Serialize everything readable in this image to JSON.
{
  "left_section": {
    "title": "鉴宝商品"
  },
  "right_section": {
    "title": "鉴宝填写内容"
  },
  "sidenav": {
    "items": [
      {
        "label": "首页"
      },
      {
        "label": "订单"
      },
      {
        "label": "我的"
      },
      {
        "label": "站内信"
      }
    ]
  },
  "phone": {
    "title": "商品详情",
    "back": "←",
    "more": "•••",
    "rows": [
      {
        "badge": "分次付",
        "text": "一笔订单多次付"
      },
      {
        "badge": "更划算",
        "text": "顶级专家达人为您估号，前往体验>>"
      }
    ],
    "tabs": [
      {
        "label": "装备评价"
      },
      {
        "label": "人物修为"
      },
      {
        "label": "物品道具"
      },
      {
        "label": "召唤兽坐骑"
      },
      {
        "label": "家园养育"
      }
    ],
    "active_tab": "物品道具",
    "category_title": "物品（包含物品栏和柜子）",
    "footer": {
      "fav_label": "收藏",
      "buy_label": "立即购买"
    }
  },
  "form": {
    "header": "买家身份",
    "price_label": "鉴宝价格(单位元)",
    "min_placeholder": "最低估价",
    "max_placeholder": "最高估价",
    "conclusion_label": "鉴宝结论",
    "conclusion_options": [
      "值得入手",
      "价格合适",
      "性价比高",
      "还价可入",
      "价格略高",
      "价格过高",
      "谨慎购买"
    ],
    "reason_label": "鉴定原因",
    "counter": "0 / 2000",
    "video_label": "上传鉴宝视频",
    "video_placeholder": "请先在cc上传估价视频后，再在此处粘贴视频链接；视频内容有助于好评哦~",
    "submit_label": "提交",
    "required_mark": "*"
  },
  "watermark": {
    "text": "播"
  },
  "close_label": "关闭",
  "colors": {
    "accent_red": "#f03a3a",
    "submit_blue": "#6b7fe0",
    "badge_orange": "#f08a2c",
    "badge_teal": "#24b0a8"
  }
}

- _Request_
Output the listing above without altering a single character.

- _Finished answer_
Serialize everything readable in this image to JSON.
{
  "left_section": {
    "title": "鉴宝商品"
  },
  "right_section": {
    "title": "鉴宝填写内容"
  },
  "sidenav": {
    "items": [
      {
        "label": "首页"
      },
      {
        "label": "订单"
      },
      {
        "label": "我的"
      },
      {
        "label": "站内信"
      }
    ]
  },
  "phone": {
    "title": "商品详情",
    "back": "←",
    "more": "•••",
    "rows": [
      {
        "badge": "分次付",
        "text": "一笔订单多次付"
      },
      {
        "badge": "更划算",
        "text": "顶级专家达人为您估号，前往体验>>"
      }
    ],
    "tabs": [
      {
        "label": "装备评价"
      },
      {
        "label": "人物修为"
      },
      {
        "label": "物品道具"
      },
      {
        "label": "召唤兽坐骑"
      },
      {
        "label": "家园养育"
      }
    ],
    "active_tab": "物品道具",
    "category_title": "物品（包含物品栏和柜子）",
    "footer": {
      "fav_label": "收藏",
      "buy_label": "立即购买"
    }
  },
  "form": {
    "header": "买家身份",
    "price_label": "鉴宝价格(单位元)",
    "min_placeholder": "最低估价",
    "max_placeholder": "最高估价",
    "conclusion_label": "鉴宝结论",
    "conclusion_options": [
      "值得入手",
      "价格合适",
      "性价比高",
      "还价可入",
      "价格略高",
      "价格过高",
      "谨慎购买"
    ],
    "reason_label": "鉴定原因",
    "counter": "0 / 2000",
    "video_label": "上传鉴宝视频",
    "video_placeholder": "请先在cc上传估价视频后，再在此处粘贴视频链接；视频内容有助于好评哦~",
    "submit_label": "提交",
    "required_mark": "*"
  },
  "watermark": {
    "text": "播"
  },
  "close_label": "关闭",
  "colors": {
    "accent_red": "#f03a3a",
    "submit_blue": "#6b7fe0",
    "badge_orange": "#f08a2c",
    "badge_teal": "#24b0a8"
  }
}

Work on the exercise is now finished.